Do this | Locate each line holding the string "name" and copy it.

[Figure contents as structured data]
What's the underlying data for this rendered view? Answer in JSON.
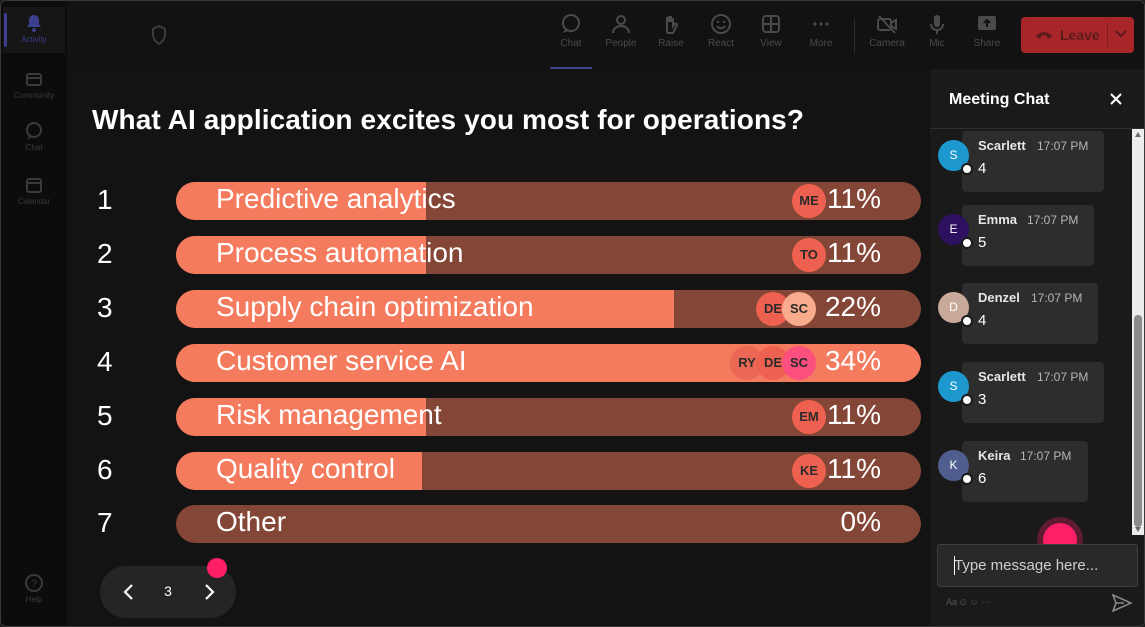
{
  "rail": {
    "items": [
      {
        "label": "Activity",
        "icon": "bell-icon",
        "active": true
      },
      {
        "label": "Community",
        "icon": "community-icon",
        "active": false
      },
      {
        "label": "Chat",
        "icon": "chat-icon",
        "active": false
      },
      {
        "label": "Calendar",
        "icon": "calendar-icon",
        "active": false
      }
    ],
    "help_label": "Help"
  },
  "toolbar": {
    "chat": "Chat",
    "people": "People",
    "raise": "Raise",
    "react": "React",
    "view": "View",
    "more": "More",
    "camera": "Camera",
    "mic": "Mic",
    "share": "Share",
    "leave": "Leave"
  },
  "poll": {
    "question": "What AI application excites you most for operations?",
    "options": [
      {
        "num": "1",
        "label": "Predictive analytics",
        "pct": "11%",
        "fill": 0.335,
        "voters": [
          "ME"
        ]
      },
      {
        "num": "2",
        "label": "Process automation",
        "pct": "11%",
        "fill": 0.335,
        "voters": [
          "TO"
        ]
      },
      {
        "num": "3",
        "label": "Supply chain optimization",
        "pct": "22%",
        "fill": 0.668,
        "voters": [
          "DE",
          "SC"
        ]
      },
      {
        "num": "4",
        "label": "Customer service AI",
        "pct": "34%",
        "fill": 1.0,
        "voters": [
          "RY",
          "DE",
          "SC"
        ]
      },
      {
        "num": "5",
        "label": "Risk management",
        "pct": "11%",
        "fill": 0.335,
        "voters": [
          "EM"
        ]
      },
      {
        "num": "6",
        "label": "Quality control",
        "pct": "11%",
        "fill": 0.33,
        "voters": [
          "KE"
        ]
      },
      {
        "num": "7",
        "label": "Other",
        "pct": "0%",
        "fill": 0,
        "voters": []
      }
    ],
    "page": "3"
  },
  "colors": {
    "bar_fill": "#f47b5d",
    "bar_track": "#844636",
    "leave_button": "#a8262a",
    "notification_dot": "#ff1f66",
    "avatar_ME": "#ee6150",
    "avatar_TO": "#ee6150",
    "avatar_DE": "#ee6150",
    "avatar_SC": "#f9ab8d",
    "avatar_RY": "#ea6854",
    "avatar_EM": "#ee6150",
    "avatar_KE": "#ee6150",
    "avatar_SC_row4": "#fb4f7d"
  },
  "chat": {
    "title": "Meeting Chat",
    "messages": [
      {
        "initial": "S",
        "name": "Scarlett",
        "time": "17:07 PM",
        "text": "4",
        "avatar_color": "#1c98cf"
      },
      {
        "initial": "E",
        "name": "Emma",
        "time": "17:07 PM",
        "text": "5",
        "avatar_color": "#2d1160"
      },
      {
        "initial": "D",
        "name": "Denzel",
        "time": "17:07 PM",
        "text": "4",
        "avatar_color": "#c9a99a"
      },
      {
        "initial": "S",
        "name": "Scarlett",
        "time": "17:07 PM",
        "text": "3",
        "avatar_color": "#1c98cf"
      },
      {
        "initial": "K",
        "name": "Keira",
        "time": "17:07 PM",
        "text": "6",
        "avatar_color": "#4f5d8f"
      }
    ],
    "input_placeholder": "Type message here...",
    "format_hint": "Aa ⊙ ☺ ⋯"
  }
}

Finished answer |
        "name": "Scarlett",
        "name": "Emma",
        "name": "Denzel",
        "name": "Scarlett",
        "name": "Keira",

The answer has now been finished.